→ TO BE DONE
Check every line below for the word "maximus" and give only the number of lines where it appears.

→ PROVIDED RECORDS

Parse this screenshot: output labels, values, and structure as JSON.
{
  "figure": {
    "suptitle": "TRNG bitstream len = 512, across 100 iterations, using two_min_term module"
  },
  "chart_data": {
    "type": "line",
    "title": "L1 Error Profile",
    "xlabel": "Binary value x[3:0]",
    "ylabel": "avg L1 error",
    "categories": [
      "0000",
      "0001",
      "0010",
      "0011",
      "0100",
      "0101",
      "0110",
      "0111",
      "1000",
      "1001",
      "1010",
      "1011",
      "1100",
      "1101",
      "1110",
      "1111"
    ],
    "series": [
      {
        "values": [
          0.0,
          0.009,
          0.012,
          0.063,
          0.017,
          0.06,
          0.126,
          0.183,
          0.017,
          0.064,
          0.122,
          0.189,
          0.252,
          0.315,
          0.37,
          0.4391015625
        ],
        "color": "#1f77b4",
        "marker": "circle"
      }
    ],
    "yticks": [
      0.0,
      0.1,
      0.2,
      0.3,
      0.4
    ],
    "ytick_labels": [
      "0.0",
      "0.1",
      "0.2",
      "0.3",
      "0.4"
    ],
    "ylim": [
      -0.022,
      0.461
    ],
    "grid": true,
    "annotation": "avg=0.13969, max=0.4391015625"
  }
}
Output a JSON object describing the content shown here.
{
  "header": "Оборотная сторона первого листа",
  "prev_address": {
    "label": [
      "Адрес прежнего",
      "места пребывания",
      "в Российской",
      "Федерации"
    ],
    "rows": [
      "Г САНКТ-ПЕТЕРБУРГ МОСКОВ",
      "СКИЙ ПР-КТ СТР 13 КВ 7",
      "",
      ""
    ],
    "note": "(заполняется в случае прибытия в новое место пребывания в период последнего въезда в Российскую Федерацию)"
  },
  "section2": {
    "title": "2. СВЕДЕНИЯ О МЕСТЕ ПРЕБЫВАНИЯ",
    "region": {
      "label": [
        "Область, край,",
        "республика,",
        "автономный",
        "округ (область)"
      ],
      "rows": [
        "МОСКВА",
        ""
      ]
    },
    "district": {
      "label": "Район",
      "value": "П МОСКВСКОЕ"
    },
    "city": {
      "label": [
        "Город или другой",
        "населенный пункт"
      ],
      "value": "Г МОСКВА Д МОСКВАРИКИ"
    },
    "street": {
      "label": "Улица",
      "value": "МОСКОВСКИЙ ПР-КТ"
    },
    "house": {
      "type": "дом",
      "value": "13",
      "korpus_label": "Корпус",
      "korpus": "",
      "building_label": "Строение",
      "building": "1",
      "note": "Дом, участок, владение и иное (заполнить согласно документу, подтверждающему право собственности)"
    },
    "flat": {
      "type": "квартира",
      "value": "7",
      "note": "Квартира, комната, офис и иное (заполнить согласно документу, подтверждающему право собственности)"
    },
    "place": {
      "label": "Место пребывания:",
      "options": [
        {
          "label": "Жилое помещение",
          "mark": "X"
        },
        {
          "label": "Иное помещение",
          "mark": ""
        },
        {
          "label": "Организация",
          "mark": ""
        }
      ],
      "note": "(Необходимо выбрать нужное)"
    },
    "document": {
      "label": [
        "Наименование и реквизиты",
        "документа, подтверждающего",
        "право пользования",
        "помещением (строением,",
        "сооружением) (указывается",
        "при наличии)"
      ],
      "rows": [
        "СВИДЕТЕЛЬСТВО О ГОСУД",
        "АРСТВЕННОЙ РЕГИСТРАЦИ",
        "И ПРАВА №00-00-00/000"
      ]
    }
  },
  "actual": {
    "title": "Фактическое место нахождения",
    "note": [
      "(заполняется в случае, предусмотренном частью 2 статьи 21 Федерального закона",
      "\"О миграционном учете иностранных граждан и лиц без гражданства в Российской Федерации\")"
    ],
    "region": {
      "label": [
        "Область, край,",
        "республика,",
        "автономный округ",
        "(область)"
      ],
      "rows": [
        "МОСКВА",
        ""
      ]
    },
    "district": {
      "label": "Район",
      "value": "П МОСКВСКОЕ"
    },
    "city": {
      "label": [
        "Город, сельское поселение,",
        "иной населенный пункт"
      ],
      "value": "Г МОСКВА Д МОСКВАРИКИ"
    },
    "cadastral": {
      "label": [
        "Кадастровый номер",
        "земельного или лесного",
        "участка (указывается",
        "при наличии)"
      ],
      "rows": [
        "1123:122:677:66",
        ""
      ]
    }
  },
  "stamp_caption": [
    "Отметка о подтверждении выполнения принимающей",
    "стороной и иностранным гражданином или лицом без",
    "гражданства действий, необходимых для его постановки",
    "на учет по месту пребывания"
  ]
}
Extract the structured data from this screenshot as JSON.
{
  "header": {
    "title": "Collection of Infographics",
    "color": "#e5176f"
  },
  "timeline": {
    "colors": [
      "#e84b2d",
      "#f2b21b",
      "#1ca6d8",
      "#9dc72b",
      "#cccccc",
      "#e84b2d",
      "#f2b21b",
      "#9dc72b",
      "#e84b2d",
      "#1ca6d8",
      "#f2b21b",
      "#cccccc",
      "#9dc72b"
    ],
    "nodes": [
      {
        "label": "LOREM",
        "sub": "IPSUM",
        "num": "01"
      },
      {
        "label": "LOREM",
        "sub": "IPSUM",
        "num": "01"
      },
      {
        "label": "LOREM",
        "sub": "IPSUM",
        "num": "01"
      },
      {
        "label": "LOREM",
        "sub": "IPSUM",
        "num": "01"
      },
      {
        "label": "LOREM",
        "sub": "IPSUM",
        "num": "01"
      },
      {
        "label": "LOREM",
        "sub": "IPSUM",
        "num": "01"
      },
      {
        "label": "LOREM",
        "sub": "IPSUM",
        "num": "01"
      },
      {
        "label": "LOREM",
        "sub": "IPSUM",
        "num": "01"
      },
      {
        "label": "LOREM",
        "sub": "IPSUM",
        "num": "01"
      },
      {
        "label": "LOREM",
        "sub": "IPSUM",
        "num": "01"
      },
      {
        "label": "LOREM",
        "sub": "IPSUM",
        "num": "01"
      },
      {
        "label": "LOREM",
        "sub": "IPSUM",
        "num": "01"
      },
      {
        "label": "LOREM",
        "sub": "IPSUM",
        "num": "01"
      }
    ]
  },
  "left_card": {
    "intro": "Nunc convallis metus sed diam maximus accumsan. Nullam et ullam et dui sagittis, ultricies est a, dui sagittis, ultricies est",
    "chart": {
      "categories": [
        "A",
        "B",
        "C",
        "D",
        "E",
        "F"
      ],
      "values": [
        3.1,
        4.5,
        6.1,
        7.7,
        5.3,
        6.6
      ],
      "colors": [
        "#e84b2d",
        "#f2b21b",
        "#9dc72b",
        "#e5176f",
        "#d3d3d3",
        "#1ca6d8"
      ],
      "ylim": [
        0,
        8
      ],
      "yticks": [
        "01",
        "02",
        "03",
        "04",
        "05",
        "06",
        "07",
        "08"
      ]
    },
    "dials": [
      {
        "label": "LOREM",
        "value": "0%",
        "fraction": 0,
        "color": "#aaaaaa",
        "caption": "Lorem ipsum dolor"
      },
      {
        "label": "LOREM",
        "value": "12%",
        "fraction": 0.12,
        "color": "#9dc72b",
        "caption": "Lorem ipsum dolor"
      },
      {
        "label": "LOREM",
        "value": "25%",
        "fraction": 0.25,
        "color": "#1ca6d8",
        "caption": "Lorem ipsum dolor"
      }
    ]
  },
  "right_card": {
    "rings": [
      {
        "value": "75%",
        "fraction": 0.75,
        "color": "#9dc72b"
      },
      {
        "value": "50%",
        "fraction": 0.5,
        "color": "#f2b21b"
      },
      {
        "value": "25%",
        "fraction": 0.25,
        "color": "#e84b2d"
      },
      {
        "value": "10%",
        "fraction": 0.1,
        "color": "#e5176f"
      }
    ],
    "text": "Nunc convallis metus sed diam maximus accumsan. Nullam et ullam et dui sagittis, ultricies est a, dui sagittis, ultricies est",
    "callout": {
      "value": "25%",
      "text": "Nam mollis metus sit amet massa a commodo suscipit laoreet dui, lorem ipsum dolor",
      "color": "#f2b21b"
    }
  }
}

→ REPLY
2